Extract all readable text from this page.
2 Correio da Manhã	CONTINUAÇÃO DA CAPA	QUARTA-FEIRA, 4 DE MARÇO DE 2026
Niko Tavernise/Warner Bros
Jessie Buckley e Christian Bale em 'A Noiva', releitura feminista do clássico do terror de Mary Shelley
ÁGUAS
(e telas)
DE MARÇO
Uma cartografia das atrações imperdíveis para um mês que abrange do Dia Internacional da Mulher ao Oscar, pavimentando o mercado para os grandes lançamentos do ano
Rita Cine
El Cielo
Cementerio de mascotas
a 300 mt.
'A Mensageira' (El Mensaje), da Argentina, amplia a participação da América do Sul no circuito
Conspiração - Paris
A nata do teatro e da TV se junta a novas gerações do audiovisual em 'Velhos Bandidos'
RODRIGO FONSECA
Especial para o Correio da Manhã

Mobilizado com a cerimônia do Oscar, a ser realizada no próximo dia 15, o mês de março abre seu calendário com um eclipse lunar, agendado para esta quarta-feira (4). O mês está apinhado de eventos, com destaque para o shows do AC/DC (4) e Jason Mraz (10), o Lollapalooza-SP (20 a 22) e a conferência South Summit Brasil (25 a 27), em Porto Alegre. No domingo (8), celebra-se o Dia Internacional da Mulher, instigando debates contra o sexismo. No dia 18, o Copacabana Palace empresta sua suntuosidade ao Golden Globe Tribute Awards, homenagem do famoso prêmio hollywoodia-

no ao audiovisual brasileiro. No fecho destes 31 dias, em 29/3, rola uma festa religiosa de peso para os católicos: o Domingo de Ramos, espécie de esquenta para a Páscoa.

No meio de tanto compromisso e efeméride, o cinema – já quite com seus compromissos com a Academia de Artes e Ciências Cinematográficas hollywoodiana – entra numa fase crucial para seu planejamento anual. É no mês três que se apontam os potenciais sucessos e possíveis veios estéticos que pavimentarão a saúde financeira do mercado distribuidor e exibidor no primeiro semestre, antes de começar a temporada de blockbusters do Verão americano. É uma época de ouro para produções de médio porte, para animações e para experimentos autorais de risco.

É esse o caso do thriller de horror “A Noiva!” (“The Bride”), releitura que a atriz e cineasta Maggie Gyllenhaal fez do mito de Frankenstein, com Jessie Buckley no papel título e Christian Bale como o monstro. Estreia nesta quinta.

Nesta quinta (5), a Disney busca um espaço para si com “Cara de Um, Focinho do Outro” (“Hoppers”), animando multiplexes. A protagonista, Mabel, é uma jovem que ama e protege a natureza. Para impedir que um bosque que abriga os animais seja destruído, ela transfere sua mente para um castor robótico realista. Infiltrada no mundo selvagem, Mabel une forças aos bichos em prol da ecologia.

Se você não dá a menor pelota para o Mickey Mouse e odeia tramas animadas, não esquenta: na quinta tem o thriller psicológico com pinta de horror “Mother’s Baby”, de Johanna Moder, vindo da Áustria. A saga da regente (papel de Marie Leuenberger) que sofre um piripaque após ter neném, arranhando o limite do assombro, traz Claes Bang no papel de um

===

__SET TASK__:
Make an exact copy of all the data.

__OUTPUT OF THE TASK__:
Extract all readable text from this page.
2 Correio da Manhã	CONTINUAÇÃO DA CAPA	QUARTA-FEIRA, 4 DE MARÇO DE 2026
Niko Tavernise/Warner Bros
Jessie Buckley e Christian Bale em 'A Noiva', releitura feminista do clássico do terror de Mary Shelley
ÁGUAS
(e telas)
DE MARÇO
Uma cartografia das atrações imperdíveis para um mês que abrange do Dia Internacional da Mulher ao Oscar, pavimentando o mercado para os grandes lançamentos do ano
Rita Cine
El Cielo
Cementerio de mascotas
a 300 mt.
'A Mensageira' (El Mensaje), da Argentina, amplia a participação da América do Sul no circuito
Conspiração - Paris
A nata do teatro e da TV se junta a novas gerações do audiovisual em 'Velhos Bandidos'
RODRIGO FONSECA
Especial para o Correio da Manhã

Mobilizado com a cerimônia do Oscar, a ser realizada no próximo dia 15, o mês de março abre seu calendário com um eclipse lunar, agendado para esta quarta-feira (4). O mês está apinhado de eventos, com destaque para o shows do AC/DC (4) e Jason Mraz (10), o Lollapalooza-SP (20 a 22) e a conferência South Summit Brasil (25 a 27), em Porto Alegre. No domingo (8), celebra-se o Dia Internacional da Mulher, instigando debates contra o sexismo. No dia 18, o Copacabana Palace empresta sua suntuosidade ao Golden Globe Tribute Awards, homenagem do famoso prêmio hollywoodia-

no ao audiovisual brasileiro. No fecho destes 31 dias, em 29/3, rola uma festa religiosa de peso para os católicos: o Domingo de Ramos, espécie de esquenta para a Páscoa.

No meio de tanto compromisso e efeméride, o cinema – já quite com seus compromissos com a Academia de Artes e Ciências Cinematográficas hollywoodiana – entra numa fase crucial para seu planejamento anual. É no mês três que se apontam os potenciais sucessos e possíveis veios estéticos que pavimentarão a saúde financeira do mercado distribuidor e exibidor no primeiro semestre, antes de começar a temporada de blockbusters do Verão americano. É uma época de ouro para produções de médio porte, para animações e para experimentos autorais de risco.

É esse o caso do thriller de horror “A Noiva!” (“The Bride”), releitura que a atriz e cineasta Maggie Gyllenhaal fez do mito de Frankenstein, com Jessie Buckley no papel título e Christian Bale como o monstro. Estreia nesta quinta.

Nesta quinta (5), a Disney busca um espaço para si com “Cara de Um, Focinho do Outro” (“Hoppers”), animando multiplexes. A protagonista, Mabel, é uma jovem que ama e protege a natureza. Para impedir que um bosque que abriga os animais seja destruído, ela transfere sua mente para um castor robótico realista. Infiltrada no mundo selvagem, Mabel une forças aos bichos em prol da ecologia.

Se você não dá a menor pelota para o Mickey Mouse e odeia tramas animadas, não esquenta: na quinta tem o thriller psicológico com pinta de horror “Mother’s Baby”, de Johanna Moder, vindo da Áustria. A saga da regente (papel de Marie Leuenberger) que sofre um piripaque após ter neném, arranhando o limite do assombro, traz Claes Bang no papel de um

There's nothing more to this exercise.